Dataset items:

>> start

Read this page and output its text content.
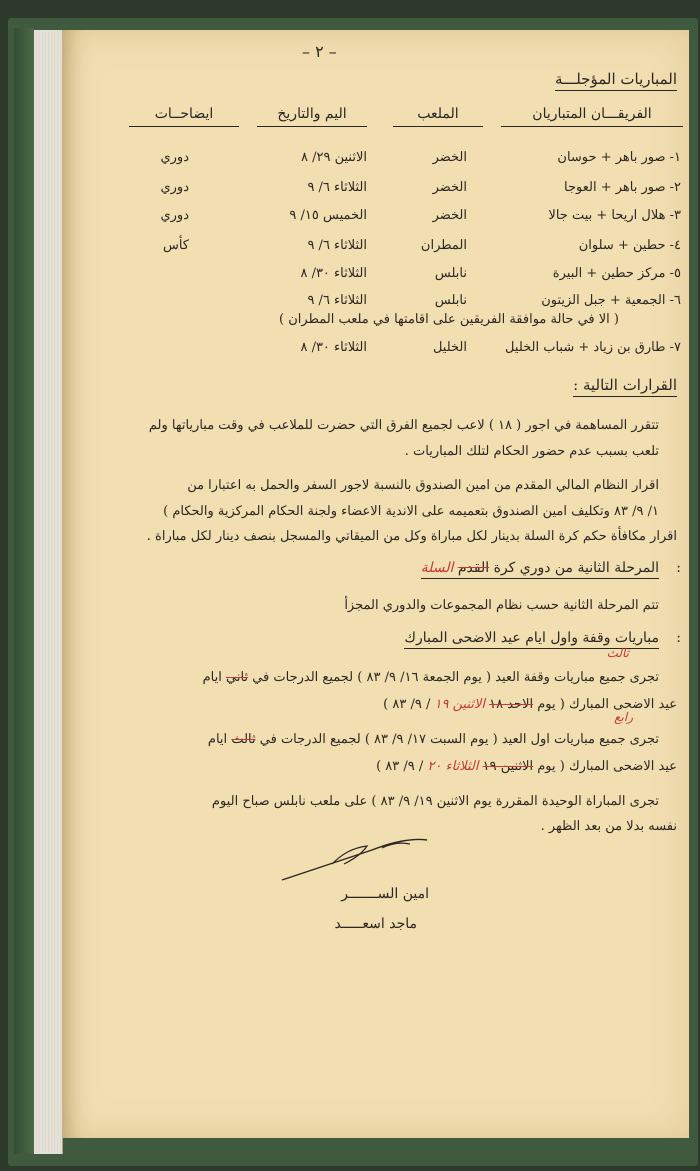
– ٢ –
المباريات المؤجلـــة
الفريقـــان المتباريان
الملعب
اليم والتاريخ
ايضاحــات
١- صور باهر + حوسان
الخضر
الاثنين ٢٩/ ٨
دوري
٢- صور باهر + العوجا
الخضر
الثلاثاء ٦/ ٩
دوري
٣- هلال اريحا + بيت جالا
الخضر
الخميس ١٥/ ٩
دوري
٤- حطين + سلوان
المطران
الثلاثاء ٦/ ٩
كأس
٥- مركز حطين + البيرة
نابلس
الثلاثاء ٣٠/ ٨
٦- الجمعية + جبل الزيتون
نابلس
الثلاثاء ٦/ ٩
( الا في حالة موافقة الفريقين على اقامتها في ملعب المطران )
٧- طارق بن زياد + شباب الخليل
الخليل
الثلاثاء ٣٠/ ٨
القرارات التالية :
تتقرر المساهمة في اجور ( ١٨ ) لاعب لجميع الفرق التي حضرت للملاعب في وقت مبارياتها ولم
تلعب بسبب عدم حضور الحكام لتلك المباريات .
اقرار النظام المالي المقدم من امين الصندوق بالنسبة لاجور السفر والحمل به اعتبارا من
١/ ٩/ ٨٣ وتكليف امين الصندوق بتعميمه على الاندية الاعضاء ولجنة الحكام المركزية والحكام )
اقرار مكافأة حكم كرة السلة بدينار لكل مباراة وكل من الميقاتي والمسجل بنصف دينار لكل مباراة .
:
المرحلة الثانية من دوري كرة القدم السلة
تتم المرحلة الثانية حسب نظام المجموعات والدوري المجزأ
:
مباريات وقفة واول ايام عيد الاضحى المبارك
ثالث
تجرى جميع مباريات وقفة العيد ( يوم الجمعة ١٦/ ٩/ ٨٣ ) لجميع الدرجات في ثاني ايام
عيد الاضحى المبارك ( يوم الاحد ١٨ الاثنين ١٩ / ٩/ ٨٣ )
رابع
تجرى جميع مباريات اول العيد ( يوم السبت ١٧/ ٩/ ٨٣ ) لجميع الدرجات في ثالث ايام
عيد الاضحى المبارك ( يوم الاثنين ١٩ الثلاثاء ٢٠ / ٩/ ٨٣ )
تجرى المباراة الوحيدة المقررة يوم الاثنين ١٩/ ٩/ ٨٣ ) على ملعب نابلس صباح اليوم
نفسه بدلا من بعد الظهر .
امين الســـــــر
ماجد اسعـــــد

>> end
>> start

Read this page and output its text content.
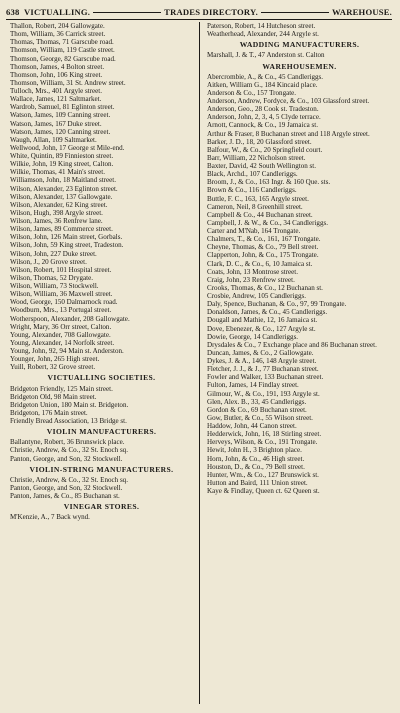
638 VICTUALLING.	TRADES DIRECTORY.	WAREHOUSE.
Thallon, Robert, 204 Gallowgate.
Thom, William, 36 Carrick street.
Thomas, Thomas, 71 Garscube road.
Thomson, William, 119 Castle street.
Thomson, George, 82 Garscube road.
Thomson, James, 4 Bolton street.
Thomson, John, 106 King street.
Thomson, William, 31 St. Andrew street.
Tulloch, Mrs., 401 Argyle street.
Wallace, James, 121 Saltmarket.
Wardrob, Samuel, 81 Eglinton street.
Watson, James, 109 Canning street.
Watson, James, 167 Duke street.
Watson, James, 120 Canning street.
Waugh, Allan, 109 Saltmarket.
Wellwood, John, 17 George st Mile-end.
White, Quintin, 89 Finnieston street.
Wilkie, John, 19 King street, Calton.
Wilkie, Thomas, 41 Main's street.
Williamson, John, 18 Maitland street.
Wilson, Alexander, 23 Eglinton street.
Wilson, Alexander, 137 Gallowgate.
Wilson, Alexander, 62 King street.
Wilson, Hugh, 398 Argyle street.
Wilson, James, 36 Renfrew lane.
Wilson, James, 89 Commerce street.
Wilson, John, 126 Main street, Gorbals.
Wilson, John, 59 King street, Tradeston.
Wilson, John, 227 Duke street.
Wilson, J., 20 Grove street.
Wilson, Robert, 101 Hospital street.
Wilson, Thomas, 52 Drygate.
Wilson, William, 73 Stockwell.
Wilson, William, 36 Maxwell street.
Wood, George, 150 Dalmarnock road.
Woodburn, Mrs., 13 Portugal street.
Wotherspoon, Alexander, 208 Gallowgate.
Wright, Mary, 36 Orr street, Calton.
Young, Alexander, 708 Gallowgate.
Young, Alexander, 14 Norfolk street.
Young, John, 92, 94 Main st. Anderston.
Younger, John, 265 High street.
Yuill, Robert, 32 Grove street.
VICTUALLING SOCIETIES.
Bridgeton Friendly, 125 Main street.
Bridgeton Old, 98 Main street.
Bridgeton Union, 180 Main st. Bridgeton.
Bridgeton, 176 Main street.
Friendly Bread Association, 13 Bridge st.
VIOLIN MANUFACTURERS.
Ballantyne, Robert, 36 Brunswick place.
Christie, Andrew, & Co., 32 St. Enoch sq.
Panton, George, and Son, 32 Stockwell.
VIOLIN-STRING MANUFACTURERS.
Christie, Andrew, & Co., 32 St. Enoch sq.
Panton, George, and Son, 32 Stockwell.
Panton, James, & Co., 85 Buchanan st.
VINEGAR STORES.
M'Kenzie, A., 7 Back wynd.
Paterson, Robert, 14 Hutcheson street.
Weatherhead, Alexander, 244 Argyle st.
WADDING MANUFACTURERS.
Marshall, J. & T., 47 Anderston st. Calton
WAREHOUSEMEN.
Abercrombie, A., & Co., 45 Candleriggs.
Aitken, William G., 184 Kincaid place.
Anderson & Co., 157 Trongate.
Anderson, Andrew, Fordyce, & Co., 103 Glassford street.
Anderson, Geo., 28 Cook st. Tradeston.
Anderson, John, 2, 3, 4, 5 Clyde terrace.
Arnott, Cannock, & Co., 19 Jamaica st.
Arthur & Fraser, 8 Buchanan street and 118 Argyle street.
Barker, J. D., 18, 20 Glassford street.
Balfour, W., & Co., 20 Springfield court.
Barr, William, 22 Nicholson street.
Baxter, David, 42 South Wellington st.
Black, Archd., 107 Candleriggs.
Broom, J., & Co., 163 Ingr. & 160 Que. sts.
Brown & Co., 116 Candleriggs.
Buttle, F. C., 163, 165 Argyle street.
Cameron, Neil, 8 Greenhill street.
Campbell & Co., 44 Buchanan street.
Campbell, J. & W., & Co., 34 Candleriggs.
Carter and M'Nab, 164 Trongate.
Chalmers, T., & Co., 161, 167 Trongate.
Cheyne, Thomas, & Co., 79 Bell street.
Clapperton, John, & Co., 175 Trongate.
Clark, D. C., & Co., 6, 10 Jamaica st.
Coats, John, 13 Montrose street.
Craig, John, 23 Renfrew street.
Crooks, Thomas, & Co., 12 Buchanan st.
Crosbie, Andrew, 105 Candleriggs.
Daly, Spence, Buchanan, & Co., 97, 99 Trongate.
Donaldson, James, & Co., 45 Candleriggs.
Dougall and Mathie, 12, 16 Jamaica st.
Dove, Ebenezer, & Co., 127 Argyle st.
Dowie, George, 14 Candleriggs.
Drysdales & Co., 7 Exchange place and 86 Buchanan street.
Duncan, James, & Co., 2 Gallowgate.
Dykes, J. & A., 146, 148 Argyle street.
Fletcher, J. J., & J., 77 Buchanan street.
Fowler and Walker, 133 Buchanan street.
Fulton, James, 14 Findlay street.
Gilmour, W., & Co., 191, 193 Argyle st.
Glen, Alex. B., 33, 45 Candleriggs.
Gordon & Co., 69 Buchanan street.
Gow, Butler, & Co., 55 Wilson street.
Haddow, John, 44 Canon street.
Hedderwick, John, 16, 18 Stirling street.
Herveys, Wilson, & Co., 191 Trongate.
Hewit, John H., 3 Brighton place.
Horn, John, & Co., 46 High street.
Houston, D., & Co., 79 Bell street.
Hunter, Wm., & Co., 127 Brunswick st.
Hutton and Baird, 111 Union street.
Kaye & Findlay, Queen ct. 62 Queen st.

>> end

To do: How many of the lines above contain the string "Andrew"? Give the number only.

Response to this exercise: 5